**Problem to work on:** Exclude the pictures; give every entry again exactly as written.

**Data provided:**

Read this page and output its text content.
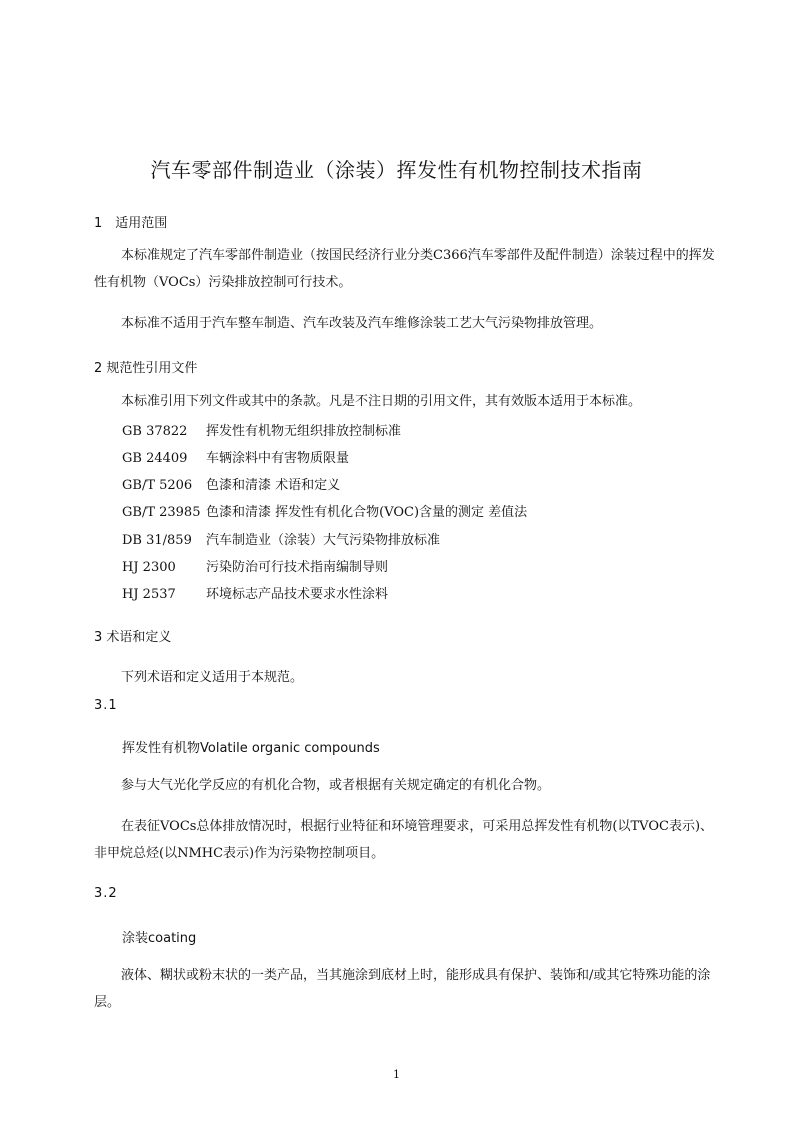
汽车零部件制造业（涂装）挥发性有机物控制技术指南
1　适用范围
本标准规定了汽车零部件制造业（按国民经济行业分类C366汽车零部件及配件制造）涂装过程中的挥发性有机物（VOCs）污染排放控制可行技术。
本标准不适用于汽车整车制造、汽车改装及汽车维修涂装工艺大气污染物排放管理。
2 规范性引用文件
本标准引用下列文件或其中的条款。凡是不注日期的引用文件，其有效版本适用于本标准。
GB 37822 挥发性有机物无组织排放控制标准
GB 24409 车辆涂料中有害物质限量
GB/T 5206 色漆和清漆 术语和定义
GB/T 23985 色漆和清漆 挥发性有机化合物(VOC)含量的测定 差值法
DB 31/859 汽车制造业（涂装）大气污染物排放标准
HJ 2300 污染防治可行技术指南编制导则
HJ 2537 环境标志产品技术要求水性涂料
3 术语和定义
下列术语和定义适用于本规范。
3.1
挥发性有机物Volatile organic compounds
参与大气光化学反应的有机化合物，或者根据有关规定确定的有机化合物。
在表征VOCs总体排放情况时，根据行业特征和环境管理要求，可采用总挥发性有机物(以TVOC表示)、非甲烷总烃(以NMHC表示)作为污染物控制项目。
3.2
涂装coating
液体、糊状或粉末状的一类产品，当其施涂到底材上时，能形成具有保护、装饰和/或其它特殊功能的涂层。
1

**Task output:**
Read this page and output its text content.
汽车零部件制造业（涂装）挥发性有机物控制技术指南
1　适用范围
本标准规定了汽车零部件制造业（按国民经济行业分类C366汽车零部件及配件制造）涂装过程中的挥发性有机物（VOCs）污染排放控制可行技术。
本标准不适用于汽车整车制造、汽车改装及汽车维修涂装工艺大气污染物排放管理。
2 规范性引用文件
本标准引用下列文件或其中的条款。凡是不注日期的引用文件，其有效版本适用于本标准。
GB 37822 挥发性有机物无组织排放控制标准
GB 24409 车辆涂料中有害物质限量
GB/T 5206 色漆和清漆 术语和定义
GB/T 23985 色漆和清漆 挥发性有机化合物(VOC)含量的测定 差值法
DB 31/859 汽车制造业（涂装）大气污染物排放标准
HJ 2300 污染防治可行技术指南编制导则
HJ 2537 环境标志产品技术要求水性涂料
3 术语和定义
下列术语和定义适用于本规范。
3.1
挥发性有机物Volatile organic compounds
参与大气光化学反应的有机化合物，或者根据有关规定确定的有机化合物。
在表征VOCs总体排放情况时，根据行业特征和环境管理要求，可采用总挥发性有机物(以TVOC表示)、非甲烷总烃(以NMHC表示)作为污染物控制项目。
3.2
涂装coating
液体、糊状或粉末状的一类产品，当其施涂到底材上时，能形成具有保护、装饰和/或其它特殊功能的涂层。
1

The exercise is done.